§ Provided data:
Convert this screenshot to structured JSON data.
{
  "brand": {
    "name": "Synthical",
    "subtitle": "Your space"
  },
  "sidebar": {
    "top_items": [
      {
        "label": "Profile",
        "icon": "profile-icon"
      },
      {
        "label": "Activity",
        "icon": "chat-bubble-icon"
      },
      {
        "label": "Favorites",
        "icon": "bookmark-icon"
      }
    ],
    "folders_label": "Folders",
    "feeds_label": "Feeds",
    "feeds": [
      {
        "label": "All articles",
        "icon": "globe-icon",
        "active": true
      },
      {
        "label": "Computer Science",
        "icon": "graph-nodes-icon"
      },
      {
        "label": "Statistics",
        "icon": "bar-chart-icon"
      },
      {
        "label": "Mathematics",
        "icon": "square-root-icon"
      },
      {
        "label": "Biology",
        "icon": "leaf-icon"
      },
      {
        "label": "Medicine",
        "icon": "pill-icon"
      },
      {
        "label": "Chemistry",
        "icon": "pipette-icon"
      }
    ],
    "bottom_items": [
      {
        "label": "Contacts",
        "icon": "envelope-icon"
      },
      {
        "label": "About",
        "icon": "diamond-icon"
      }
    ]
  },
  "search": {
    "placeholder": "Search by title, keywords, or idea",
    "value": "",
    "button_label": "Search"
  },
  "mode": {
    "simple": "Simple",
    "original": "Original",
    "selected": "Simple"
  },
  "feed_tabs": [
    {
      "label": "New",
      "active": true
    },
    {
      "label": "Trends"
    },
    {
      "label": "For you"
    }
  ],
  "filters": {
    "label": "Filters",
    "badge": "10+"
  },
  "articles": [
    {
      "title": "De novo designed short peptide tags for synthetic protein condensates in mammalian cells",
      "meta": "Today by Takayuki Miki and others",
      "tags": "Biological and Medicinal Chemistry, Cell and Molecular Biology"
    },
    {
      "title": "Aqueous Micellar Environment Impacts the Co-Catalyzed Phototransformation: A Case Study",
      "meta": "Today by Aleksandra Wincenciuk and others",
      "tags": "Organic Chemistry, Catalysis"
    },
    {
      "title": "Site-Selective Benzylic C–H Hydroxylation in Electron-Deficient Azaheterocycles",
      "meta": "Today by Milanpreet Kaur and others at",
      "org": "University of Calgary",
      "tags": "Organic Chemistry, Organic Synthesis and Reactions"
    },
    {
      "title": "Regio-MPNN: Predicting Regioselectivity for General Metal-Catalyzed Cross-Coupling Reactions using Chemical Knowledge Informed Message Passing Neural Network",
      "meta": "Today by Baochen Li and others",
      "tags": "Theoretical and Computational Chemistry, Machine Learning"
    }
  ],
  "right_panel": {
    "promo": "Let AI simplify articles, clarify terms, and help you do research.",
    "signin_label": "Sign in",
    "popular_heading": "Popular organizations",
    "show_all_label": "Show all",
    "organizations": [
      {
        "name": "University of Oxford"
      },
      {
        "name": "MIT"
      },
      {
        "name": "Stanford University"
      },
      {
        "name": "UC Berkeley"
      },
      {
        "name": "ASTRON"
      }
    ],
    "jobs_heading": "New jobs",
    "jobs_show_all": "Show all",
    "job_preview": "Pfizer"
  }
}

§ Work to complete: Please set down the full listing above, word for word.

§ Reply:
Convert this screenshot to structured JSON data.
{
  "brand": {
    "name": "Synthical",
    "subtitle": "Your space"
  },
  "sidebar": {
    "top_items": [
      {
        "label": "Profile",
        "icon": "profile-icon"
      },
      {
        "label": "Activity",
        "icon": "chat-bubble-icon"
      },
      {
        "label": "Favorites",
        "icon": "bookmark-icon"
      }
    ],
    "folders_label": "Folders",
    "feeds_label": "Feeds",
    "feeds": [
      {
        "label": "All articles",
        "icon": "globe-icon",
        "active": true
      },
      {
        "label": "Computer Science",
        "icon": "graph-nodes-icon"
      },
      {
        "label": "Statistics",
        "icon": "bar-chart-icon"
      },
      {
        "label": "Mathematics",
        "icon": "square-root-icon"
      },
      {
        "label": "Biology",
        "icon": "leaf-icon"
      },
      {
        "label": "Medicine",
        "icon": "pill-icon"
      },
      {
        "label": "Chemistry",
        "icon": "pipette-icon"
      }
    ],
    "bottom_items": [
      {
        "label": "Contacts",
        "icon": "envelope-icon"
      },
      {
        "label": "About",
        "icon": "diamond-icon"
      }
    ]
  },
  "search": {
    "placeholder": "Search by title, keywords, or idea",
    "value": "",
    "button_label": "Search"
  },
  "mode": {
    "simple": "Simple",
    "original": "Original",
    "selected": "Simple"
  },
  "feed_tabs": [
    {
      "label": "New",
      "active": true
    },
    {
      "label": "Trends"
    },
    {
      "label": "For you"
    }
  ],
  "filters": {
    "label": "Filters",
    "badge": "10+"
  },
  "articles": [
    {
      "title": "De novo designed short peptide tags for synthetic protein condensates in mammalian cells",
      "meta": "Today by Takayuki Miki and others",
      "tags": "Biological and Medicinal Chemistry, Cell and Molecular Biology"
    },
    {
      "title": "Aqueous Micellar Environment Impacts the Co-Catalyzed Phototransformation: A Case Study",
      "meta": "Today by Aleksandra Wincenciuk and others",
      "tags": "Organic Chemistry, Catalysis"
    },
    {
      "title": "Site-Selective Benzylic C–H Hydroxylation in Electron-Deficient Azaheterocycles",
      "meta": "Today by Milanpreet Kaur and others at",
      "org": "University of Calgary",
      "tags": "Organic Chemistry, Organic Synthesis and Reactions"
    },
    {
      "title": "Regio-MPNN: Predicting Regioselectivity for General Metal-Catalyzed Cross-Coupling Reactions using Chemical Knowledge Informed Message Passing Neural Network",
      "meta": "Today by Baochen Li and others",
      "tags": "Theoretical and Computational Chemistry, Machine Learning"
    }
  ],
  "right_panel": {
    "promo": "Let AI simplify articles, clarify terms, and help you do research.",
    "signin_label": "Sign in",
    "popular_heading": "Popular organizations",
    "show_all_label": "Show all",
    "organizations": [
      {
        "name": "University of Oxford"
      },
      {
        "name": "MIT"
      },
      {
        "name": "Stanford University"
      },
      {
        "name": "UC Berkeley"
      },
      {
        "name": "ASTRON"
      }
    ],
    "jobs_heading": "New jobs",
    "jobs_show_all": "Show all",
    "job_preview": "Pfizer"
  }
}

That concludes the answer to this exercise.